EXERCISE REQUIREMENTS -> Review the material and extract every line in which the word "Abertas" occurs.
################
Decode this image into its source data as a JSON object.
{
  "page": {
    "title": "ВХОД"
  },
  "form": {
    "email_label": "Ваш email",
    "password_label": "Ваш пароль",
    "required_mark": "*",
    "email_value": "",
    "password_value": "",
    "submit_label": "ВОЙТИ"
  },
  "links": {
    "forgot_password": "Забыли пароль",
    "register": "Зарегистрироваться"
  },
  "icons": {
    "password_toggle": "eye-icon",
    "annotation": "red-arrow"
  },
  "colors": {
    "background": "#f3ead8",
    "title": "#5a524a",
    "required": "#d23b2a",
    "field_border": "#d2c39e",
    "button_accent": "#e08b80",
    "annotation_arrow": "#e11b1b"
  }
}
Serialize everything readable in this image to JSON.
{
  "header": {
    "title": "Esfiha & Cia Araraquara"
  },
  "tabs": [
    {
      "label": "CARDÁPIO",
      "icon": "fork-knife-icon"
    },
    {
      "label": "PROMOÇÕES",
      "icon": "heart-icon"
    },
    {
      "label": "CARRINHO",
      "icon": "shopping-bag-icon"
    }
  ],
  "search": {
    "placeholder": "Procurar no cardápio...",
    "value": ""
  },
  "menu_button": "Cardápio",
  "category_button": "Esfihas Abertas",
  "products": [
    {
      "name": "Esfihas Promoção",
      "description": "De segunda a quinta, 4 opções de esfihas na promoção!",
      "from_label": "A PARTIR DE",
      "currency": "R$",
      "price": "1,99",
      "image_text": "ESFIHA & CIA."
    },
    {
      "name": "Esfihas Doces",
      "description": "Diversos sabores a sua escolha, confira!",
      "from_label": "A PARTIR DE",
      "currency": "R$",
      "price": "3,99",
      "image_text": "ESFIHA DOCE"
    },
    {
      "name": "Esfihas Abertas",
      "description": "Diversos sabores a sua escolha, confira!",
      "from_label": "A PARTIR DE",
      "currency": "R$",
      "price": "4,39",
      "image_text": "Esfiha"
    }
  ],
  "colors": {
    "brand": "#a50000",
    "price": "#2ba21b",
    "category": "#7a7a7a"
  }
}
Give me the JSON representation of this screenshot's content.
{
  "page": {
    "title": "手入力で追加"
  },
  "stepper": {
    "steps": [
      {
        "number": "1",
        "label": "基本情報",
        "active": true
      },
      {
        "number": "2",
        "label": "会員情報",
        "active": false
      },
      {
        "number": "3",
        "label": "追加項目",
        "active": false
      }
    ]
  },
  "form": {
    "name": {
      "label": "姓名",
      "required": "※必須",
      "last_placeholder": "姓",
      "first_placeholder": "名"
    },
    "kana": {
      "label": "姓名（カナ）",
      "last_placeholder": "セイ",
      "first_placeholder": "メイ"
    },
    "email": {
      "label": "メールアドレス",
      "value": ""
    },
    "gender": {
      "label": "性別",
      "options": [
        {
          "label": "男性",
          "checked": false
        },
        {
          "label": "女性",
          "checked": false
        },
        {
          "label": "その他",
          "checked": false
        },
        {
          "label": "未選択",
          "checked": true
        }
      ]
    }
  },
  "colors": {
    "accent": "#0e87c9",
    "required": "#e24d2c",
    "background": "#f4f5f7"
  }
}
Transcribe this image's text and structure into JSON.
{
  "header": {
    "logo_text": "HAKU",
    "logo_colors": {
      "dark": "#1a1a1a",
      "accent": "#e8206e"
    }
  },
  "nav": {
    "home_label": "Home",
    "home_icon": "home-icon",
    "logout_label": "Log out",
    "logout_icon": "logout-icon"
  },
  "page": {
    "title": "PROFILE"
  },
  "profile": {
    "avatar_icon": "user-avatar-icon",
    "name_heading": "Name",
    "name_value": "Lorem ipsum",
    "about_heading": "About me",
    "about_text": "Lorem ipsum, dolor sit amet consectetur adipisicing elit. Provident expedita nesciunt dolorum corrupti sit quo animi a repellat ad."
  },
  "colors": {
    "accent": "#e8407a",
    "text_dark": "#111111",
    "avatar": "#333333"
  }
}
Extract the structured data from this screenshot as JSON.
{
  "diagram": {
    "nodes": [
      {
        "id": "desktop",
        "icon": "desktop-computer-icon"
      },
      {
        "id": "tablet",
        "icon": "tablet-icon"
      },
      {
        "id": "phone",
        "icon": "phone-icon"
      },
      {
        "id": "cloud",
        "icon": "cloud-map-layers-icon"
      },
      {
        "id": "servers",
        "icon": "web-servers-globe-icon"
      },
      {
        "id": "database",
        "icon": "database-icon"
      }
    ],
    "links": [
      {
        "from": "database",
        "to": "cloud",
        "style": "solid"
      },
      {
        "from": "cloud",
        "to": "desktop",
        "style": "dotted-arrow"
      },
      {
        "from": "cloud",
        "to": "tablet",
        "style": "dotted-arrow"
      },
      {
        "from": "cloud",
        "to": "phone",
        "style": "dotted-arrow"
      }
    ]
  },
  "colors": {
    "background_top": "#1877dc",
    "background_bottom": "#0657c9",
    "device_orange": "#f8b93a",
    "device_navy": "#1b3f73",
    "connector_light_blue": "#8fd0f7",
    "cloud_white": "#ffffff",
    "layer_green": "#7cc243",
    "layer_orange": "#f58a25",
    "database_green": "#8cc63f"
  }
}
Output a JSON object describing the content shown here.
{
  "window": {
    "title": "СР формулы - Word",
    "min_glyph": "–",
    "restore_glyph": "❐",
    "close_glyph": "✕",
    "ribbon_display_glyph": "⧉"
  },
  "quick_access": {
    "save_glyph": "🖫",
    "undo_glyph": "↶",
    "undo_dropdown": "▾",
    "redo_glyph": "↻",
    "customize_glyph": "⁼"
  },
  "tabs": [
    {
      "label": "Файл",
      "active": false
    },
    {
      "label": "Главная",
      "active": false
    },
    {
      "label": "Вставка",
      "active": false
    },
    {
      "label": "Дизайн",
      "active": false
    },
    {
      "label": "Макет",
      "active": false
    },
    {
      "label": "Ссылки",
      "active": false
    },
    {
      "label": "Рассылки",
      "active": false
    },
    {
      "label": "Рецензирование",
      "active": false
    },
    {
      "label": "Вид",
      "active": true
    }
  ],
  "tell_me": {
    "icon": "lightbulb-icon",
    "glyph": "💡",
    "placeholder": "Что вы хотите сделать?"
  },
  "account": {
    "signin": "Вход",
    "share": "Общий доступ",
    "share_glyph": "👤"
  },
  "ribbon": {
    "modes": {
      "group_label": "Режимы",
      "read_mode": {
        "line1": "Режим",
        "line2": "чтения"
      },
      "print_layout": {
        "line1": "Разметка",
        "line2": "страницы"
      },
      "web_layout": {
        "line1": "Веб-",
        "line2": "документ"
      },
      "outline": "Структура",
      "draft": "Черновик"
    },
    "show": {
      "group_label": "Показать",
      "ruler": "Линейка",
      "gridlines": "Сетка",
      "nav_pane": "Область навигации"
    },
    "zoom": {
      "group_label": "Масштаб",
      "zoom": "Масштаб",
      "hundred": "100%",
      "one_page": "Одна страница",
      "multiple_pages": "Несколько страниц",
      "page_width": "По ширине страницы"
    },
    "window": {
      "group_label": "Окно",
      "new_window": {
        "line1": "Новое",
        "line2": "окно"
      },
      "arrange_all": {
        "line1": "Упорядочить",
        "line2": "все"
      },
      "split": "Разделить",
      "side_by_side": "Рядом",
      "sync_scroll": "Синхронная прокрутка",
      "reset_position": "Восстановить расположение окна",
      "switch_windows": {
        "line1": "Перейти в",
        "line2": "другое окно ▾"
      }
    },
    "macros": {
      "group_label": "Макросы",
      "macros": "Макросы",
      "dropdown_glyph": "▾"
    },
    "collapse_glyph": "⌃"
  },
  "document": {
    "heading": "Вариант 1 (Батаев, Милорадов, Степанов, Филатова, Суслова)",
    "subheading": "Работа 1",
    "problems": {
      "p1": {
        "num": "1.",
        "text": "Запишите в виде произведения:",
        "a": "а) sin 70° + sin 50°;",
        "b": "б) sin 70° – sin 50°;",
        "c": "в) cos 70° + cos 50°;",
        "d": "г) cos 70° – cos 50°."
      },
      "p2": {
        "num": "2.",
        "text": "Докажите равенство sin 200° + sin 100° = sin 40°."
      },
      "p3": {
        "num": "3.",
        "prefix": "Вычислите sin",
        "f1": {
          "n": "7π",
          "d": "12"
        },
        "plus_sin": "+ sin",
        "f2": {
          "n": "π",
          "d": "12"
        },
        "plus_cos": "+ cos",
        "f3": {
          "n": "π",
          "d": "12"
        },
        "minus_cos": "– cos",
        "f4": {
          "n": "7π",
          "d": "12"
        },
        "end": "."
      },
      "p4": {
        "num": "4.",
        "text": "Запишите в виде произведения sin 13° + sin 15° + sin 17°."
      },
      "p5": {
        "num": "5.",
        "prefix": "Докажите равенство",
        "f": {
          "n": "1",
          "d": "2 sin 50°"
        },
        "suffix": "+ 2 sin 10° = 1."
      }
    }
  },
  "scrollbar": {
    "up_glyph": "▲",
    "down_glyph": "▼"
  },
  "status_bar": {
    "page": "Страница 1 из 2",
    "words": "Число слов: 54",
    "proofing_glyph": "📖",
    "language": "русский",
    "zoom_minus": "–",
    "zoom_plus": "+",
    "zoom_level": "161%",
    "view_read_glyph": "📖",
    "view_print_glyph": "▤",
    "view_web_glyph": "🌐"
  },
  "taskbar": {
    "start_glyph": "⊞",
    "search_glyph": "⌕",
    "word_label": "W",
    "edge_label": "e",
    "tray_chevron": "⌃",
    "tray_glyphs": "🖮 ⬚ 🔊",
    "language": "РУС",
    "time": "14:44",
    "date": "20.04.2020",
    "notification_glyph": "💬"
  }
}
################
EXERCISE ANSWER ->
  "category_button": "Esfihas Abertas",
      "name": "Esfihas Abertas",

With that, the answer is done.